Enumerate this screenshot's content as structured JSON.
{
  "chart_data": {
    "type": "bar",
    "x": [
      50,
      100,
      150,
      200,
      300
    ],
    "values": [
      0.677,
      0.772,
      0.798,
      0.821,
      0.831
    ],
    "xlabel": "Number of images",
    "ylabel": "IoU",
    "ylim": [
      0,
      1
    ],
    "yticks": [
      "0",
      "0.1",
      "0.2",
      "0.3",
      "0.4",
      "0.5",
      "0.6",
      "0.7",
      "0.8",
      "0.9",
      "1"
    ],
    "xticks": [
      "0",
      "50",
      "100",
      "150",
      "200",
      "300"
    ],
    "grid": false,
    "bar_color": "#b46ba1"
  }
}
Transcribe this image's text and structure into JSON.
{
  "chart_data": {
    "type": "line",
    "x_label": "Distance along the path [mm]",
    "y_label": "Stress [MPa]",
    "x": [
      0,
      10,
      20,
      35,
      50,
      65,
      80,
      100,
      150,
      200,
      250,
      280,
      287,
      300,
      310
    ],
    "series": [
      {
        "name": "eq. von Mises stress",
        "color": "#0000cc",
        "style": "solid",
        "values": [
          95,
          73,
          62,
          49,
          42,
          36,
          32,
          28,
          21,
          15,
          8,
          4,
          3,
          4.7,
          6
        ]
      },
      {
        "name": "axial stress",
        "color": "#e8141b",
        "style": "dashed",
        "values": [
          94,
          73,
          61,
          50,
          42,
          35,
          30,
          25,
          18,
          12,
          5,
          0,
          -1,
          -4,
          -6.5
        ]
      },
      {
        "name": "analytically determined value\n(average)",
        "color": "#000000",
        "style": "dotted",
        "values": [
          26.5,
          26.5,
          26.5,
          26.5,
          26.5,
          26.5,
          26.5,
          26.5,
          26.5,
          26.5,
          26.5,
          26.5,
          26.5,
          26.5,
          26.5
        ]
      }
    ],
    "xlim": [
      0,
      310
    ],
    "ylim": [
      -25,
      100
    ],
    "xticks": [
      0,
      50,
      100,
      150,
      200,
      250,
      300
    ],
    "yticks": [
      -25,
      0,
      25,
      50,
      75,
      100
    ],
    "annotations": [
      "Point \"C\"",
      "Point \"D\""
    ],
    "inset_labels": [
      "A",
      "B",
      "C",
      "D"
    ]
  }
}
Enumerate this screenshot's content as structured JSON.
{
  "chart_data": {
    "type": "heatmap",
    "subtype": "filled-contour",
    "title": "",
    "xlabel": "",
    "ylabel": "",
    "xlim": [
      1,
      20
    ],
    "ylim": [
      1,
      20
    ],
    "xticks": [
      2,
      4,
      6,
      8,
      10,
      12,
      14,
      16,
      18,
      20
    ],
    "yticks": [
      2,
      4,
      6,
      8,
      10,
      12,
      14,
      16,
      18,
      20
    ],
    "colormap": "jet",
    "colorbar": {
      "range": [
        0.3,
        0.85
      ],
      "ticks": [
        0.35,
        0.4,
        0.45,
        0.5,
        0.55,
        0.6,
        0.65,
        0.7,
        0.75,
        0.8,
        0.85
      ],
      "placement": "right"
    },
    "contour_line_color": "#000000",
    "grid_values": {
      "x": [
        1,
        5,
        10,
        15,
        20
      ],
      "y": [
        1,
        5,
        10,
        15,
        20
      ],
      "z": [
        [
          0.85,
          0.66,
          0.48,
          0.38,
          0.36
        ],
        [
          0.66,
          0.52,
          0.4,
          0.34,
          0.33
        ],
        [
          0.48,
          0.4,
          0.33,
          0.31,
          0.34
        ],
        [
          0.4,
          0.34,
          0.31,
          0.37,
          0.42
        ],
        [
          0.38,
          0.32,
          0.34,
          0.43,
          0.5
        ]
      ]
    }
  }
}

> **Problem to work on**
Copy out all of the records shown above exactly.

> **Answer to the task**
Enumerate this screenshot's content as structured JSON.
{
  "chart_data": {
    "type": "bar",
    "x": [
      50,
      100,
      150,
      200,
      300
    ],
    "values": [
      0.677,
      0.772,
      0.798,
      0.821,
      0.831
    ],
    "xlabel": "Number of images",
    "ylabel": "IoU",
    "ylim": [
      0,
      1
    ],
    "yticks": [
      "0",
      "0.1",
      "0.2",
      "0.3",
      "0.4",
      "0.5",
      "0.6",
      "0.7",
      "0.8",
      "0.9",
      "1"
    ],
    "xticks": [
      "0",
      "50",
      "100",
      "150",
      "200",
      "300"
    ],
    "grid": false,
    "bar_color": "#b46ba1"
  }
}
Transcribe this image's text and structure into JSON.
{
  "chart_data": {
    "type": "line",
    "x_label": "Distance along the path [mm]",
    "y_label": "Stress [MPa]",
    "x": [
      0,
      10,
      20,
      35,
      50,
      65,
      80,
      100,
      150,
      200,
      250,
      280,
      287,
      300,
      310
    ],
    "series": [
      {
        "name": "eq. von Mises stress",
        "color": "#0000cc",
        "style": "solid",
        "values": [
          95,
          73,
          62,
          49,
          42,
          36,
          32,
          28,
          21,
          15,
          8,
          4,
          3,
          4.7,
          6
        ]
      },
      {
        "name": "axial stress",
        "color": "#e8141b",
        "style": "dashed",
        "values": [
          94,
          73,
          61,
          50,
          42,
          35,
          30,
          25,
          18,
          12,
          5,
          0,
          -1,
          -4,
          -6.5
        ]
      },
      {
        "name": "analytically determined value\n(average)",
        "color": "#000000",
        "style": "dotted",
        "values": [
          26.5,
          26.5,
          26.5,
          26.5,
          26.5,
          26.5,
          26.5,
          26.5,
          26.5,
          26.5,
          26.5,
          26.5,
          26.5,
          26.5,
          26.5
        ]
      }
    ],
    "xlim": [
      0,
      310
    ],
    "ylim": [
      -25,
      100
    ],
    "xticks": [
      0,
      50,
      100,
      150,
      200,
      250,
      300
    ],
    "yticks": [
      -25,
      0,
      25,
      50,
      75,
      100
    ],
    "annotations": [
      "Point \"C\"",
      "Point \"D\""
    ],
    "inset_labels": [
      "A",
      "B",
      "C",
      "D"
    ]
  }
}
Enumerate this screenshot's content as structured JSON.
{
  "chart_data": {
    "type": "heatmap",
    "subtype": "filled-contour",
    "title": "",
    "xlabel": "",
    "ylabel": "",
    "xlim": [
      1,
      20
    ],
    "ylim": [
      1,
      20
    ],
    "xticks": [
      2,
      4,
      6,
      8,
      10,
      12,
      14,
      16,
      18,
      20
    ],
    "yticks": [
      2,
      4,
      6,
      8,
      10,
      12,
      14,
      16,
      18,
      20
    ],
    "colormap": "jet",
    "colorbar": {
      "range": [
        0.3,
        0.85
      ],
      "ticks": [
        0.35,
        0.4,
        0.45,
        0.5,
        0.55,
        0.6,
        0.65,
        0.7,
        0.75,
        0.8,
        0.85
      ],
      "placement": "right"
    },
    "contour_line_color": "#000000",
    "grid_values": {
      "x": [
        1,
        5,
        10,
        15,
        20
      ],
      "y": [
        1,
        5,
        10,
        15,
        20
      ],
      "z": [
        [
          0.85,
          0.66,
          0.48,
          0.38,
          0.36
        ],
        [
          0.66,
          0.52,
          0.4,
          0.34,
          0.33
        ],
        [
          0.48,
          0.4,
          0.33,
          0.31,
          0.34
        ],
        [
          0.4,
          0.34,
          0.31,
          0.37,
          0.42
        ],
        [
          0.38,
          0.32,
          0.34,
          0.43,
          0.5
        ]
      ]
    }
  }
}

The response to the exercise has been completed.